— Work to complete —
From the entries below, please gather each line containing the string "obsolete".

— Provided data —
[Begin]
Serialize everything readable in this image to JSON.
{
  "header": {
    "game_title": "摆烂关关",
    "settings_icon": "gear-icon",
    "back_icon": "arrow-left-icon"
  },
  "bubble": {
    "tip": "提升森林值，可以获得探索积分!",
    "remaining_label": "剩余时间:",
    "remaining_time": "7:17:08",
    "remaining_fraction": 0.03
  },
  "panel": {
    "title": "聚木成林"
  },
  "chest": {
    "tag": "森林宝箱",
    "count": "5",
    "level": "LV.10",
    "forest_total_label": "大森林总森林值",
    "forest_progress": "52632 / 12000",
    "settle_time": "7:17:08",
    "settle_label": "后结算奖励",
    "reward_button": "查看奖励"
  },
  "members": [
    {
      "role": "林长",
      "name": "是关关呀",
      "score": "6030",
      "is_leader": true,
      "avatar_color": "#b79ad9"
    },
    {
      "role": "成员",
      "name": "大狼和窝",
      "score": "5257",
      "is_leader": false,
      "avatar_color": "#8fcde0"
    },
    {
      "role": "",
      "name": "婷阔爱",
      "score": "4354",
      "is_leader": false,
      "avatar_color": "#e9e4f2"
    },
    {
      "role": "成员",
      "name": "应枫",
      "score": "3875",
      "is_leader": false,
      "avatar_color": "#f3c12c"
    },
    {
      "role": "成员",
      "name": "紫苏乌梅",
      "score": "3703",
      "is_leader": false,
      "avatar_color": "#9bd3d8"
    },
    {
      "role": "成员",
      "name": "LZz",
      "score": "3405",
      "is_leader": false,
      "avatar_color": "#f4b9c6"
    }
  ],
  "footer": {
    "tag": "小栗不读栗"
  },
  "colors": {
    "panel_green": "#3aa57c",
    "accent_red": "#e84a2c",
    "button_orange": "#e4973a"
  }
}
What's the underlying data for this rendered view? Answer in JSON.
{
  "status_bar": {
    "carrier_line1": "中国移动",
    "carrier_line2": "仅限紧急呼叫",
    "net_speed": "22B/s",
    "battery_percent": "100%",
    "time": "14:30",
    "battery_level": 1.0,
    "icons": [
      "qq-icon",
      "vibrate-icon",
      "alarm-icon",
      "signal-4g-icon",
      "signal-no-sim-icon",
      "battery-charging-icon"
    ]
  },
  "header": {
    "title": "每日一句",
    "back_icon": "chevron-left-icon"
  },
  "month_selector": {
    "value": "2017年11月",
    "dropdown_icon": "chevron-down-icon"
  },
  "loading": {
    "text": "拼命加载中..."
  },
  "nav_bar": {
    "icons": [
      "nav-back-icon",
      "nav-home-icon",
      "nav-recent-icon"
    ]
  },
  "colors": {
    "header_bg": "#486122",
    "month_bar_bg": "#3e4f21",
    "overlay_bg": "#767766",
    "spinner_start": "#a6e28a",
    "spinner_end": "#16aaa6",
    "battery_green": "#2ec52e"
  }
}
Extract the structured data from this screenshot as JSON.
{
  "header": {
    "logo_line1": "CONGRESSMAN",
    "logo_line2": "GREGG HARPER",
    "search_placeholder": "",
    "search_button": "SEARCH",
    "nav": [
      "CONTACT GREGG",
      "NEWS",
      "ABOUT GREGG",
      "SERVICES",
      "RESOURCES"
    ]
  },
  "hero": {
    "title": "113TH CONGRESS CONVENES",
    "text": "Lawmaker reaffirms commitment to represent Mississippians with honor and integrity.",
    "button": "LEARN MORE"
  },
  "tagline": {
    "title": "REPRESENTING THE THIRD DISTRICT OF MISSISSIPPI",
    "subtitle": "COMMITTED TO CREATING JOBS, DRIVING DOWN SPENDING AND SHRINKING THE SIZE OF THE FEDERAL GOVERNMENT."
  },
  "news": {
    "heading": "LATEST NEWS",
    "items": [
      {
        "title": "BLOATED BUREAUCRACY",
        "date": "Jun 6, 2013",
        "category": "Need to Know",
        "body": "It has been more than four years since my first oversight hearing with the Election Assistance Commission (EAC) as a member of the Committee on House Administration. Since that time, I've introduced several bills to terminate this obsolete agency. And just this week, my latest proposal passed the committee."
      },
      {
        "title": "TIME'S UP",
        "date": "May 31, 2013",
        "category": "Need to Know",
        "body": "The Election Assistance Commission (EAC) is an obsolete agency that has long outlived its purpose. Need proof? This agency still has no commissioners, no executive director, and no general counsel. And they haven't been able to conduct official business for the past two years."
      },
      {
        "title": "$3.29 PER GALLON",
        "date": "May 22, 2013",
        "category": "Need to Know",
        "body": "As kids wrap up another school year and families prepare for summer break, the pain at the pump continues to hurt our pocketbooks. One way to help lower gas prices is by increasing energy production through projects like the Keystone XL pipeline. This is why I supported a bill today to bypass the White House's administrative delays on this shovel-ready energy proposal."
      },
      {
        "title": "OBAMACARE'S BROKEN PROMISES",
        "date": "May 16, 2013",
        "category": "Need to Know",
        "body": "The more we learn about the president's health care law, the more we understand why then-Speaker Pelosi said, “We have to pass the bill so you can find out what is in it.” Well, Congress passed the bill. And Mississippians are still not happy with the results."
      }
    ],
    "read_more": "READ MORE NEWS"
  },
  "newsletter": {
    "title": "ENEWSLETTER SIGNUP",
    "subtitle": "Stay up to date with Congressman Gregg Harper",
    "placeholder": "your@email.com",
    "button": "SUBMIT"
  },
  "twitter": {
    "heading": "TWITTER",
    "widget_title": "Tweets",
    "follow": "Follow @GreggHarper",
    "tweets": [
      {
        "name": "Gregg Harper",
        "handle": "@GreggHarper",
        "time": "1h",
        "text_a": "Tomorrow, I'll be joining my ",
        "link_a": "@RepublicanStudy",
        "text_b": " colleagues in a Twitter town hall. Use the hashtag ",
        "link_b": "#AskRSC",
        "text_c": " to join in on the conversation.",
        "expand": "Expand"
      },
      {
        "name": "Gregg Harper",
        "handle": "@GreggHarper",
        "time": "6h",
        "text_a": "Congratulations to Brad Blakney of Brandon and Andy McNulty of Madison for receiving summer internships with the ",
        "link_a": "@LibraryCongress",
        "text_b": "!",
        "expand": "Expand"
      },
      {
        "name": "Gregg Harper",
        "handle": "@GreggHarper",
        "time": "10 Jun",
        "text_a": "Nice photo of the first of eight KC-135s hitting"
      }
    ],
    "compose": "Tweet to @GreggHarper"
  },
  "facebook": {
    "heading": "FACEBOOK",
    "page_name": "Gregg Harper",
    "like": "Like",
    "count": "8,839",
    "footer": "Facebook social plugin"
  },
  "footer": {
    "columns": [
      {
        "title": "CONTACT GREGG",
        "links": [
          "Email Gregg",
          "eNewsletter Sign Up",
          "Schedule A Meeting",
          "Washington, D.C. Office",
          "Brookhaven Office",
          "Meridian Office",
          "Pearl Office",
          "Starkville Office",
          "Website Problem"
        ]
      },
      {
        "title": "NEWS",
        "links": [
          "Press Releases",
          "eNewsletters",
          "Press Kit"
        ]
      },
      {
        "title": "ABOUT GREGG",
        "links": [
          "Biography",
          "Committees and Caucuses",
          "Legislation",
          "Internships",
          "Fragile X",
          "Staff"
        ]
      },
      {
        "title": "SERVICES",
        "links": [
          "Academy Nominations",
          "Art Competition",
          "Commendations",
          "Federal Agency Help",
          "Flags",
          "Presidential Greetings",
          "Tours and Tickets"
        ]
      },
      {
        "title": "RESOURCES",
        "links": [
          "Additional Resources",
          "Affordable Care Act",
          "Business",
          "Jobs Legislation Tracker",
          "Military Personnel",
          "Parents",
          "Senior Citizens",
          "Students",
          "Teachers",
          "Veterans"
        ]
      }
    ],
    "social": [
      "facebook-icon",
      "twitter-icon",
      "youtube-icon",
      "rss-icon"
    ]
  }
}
[End]
— Correct output —
        "body": "It has been more than four years since my first oversight hearing with the Election Assistance Commission (EAC) as a member of the Committee on House Administration. Since that time, I've introduced several bills to terminate this obsolete agency. And just this week, my latest proposal passed the committee."
        "body": "The Election Assistance Commission (EAC) is an obsolete agency that has long outlived its purpose. Need proof? This agency still has no commissioners, no executive director, and no general counsel. And they haven't been able to conduct official business for the past two years."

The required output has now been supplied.